▶ Work to be completed
Would you transcribe all of the data exactly, down to the last character?

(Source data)
%%

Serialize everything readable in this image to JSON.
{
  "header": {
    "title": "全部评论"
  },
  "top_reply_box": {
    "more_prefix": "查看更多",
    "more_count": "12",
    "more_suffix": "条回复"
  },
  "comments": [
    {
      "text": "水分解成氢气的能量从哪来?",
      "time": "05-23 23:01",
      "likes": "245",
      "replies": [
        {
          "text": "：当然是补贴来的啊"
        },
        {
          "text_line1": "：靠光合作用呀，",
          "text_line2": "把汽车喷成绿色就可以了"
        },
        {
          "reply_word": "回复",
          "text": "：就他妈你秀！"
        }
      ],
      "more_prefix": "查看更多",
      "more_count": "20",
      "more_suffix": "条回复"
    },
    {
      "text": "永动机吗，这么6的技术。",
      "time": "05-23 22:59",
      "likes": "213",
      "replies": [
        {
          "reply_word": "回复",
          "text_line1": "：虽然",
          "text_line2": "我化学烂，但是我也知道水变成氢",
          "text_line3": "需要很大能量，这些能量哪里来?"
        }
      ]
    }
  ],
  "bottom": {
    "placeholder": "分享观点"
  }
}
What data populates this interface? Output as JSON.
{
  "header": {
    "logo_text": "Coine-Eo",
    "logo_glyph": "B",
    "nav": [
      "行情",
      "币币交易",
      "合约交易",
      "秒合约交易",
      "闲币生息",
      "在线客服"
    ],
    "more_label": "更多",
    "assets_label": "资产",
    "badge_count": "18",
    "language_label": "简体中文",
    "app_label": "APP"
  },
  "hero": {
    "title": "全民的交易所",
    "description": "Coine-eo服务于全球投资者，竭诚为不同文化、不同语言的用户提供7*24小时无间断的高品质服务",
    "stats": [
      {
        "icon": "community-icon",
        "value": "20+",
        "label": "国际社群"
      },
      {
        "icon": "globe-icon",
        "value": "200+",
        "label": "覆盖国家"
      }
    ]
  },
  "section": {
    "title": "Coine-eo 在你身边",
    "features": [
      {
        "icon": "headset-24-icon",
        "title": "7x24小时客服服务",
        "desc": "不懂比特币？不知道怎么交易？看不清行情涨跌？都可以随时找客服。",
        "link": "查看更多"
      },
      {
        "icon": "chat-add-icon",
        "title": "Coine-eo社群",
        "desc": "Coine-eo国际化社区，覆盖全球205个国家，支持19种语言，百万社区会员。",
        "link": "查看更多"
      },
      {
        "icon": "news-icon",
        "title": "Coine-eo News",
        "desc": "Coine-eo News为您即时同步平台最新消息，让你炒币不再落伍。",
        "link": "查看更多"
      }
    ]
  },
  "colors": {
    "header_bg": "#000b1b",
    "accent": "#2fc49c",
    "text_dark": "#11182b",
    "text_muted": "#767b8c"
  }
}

%%

▶ Final result
Serialize everything readable in this image to JSON.
{
  "header": {
    "title": "全部评论"
  },
  "top_reply_box": {
    "more_prefix": "查看更多",
    "more_count": "12",
    "more_suffix": "条回复"
  },
  "comments": [
    {
      "text": "水分解成氢气的能量从哪来?",
      "time": "05-23 23:01",
      "likes": "245",
      "replies": [
        {
          "text": "：当然是补贴来的啊"
        },
        {
          "text_line1": "：靠光合作用呀，",
          "text_line2": "把汽车喷成绿色就可以了"
        },
        {
          "reply_word": "回复",
          "text": "：就他妈你秀！"
        }
      ],
      "more_prefix": "查看更多",
      "more_count": "20",
      "more_suffix": "条回复"
    },
    {
      "text": "永动机吗，这么6的技术。",
      "time": "05-23 22:59",
      "likes": "213",
      "replies": [
        {
          "reply_word": "回复",
          "text_line1": "：虽然",
          "text_line2": "我化学烂，但是我也知道水变成氢",
          "text_line3": "需要很大能量，这些能量哪里来?"
        }
      ]
    }
  ],
  "bottom": {
    "placeholder": "分享观点"
  }
}
What data populates this interface? Output as JSON.
{
  "header": {
    "logo_text": "Coine-Eo",
    "logo_glyph": "B",
    "nav": [
      "行情",
      "币币交易",
      "合约交易",
      "秒合约交易",
      "闲币生息",
      "在线客服"
    ],
    "more_label": "更多",
    "assets_label": "资产",
    "badge_count": "18",
    "language_label": "简体中文",
    "app_label": "APP"
  },
  "hero": {
    "title": "全民的交易所",
    "description": "Coine-eo服务于全球投资者，竭诚为不同文化、不同语言的用户提供7*24小时无间断的高品质服务",
    "stats": [
      {
        "icon": "community-icon",
        "value": "20+",
        "label": "国际社群"
      },
      {
        "icon": "globe-icon",
        "value": "200+",
        "label": "覆盖国家"
      }
    ]
  },
  "section": {
    "title": "Coine-eo 在你身边",
    "features": [
      {
        "icon": "headset-24-icon",
        "title": "7x24小时客服服务",
        "desc": "不懂比特币？不知道怎么交易？看不清行情涨跌？都可以随时找客服。",
        "link": "查看更多"
      },
      {
        "icon": "chat-add-icon",
        "title": "Coine-eo社群",
        "desc": "Coine-eo国际化社区，覆盖全球205个国家，支持19种语言，百万社区会员。",
        "link": "查看更多"
      },
      {
        "icon": "news-icon",
        "title": "Coine-eo News",
        "desc": "Coine-eo News为您即时同步平台最新消息，让你炒币不再落伍。",
        "link": "查看更多"
      }
    ]
  },
  "colors": {
    "header_bg": "#000b1b",
    "accent": "#2fc49c",
    "text_dark": "#11182b",
    "text_muted": "#767b8c"
  }
}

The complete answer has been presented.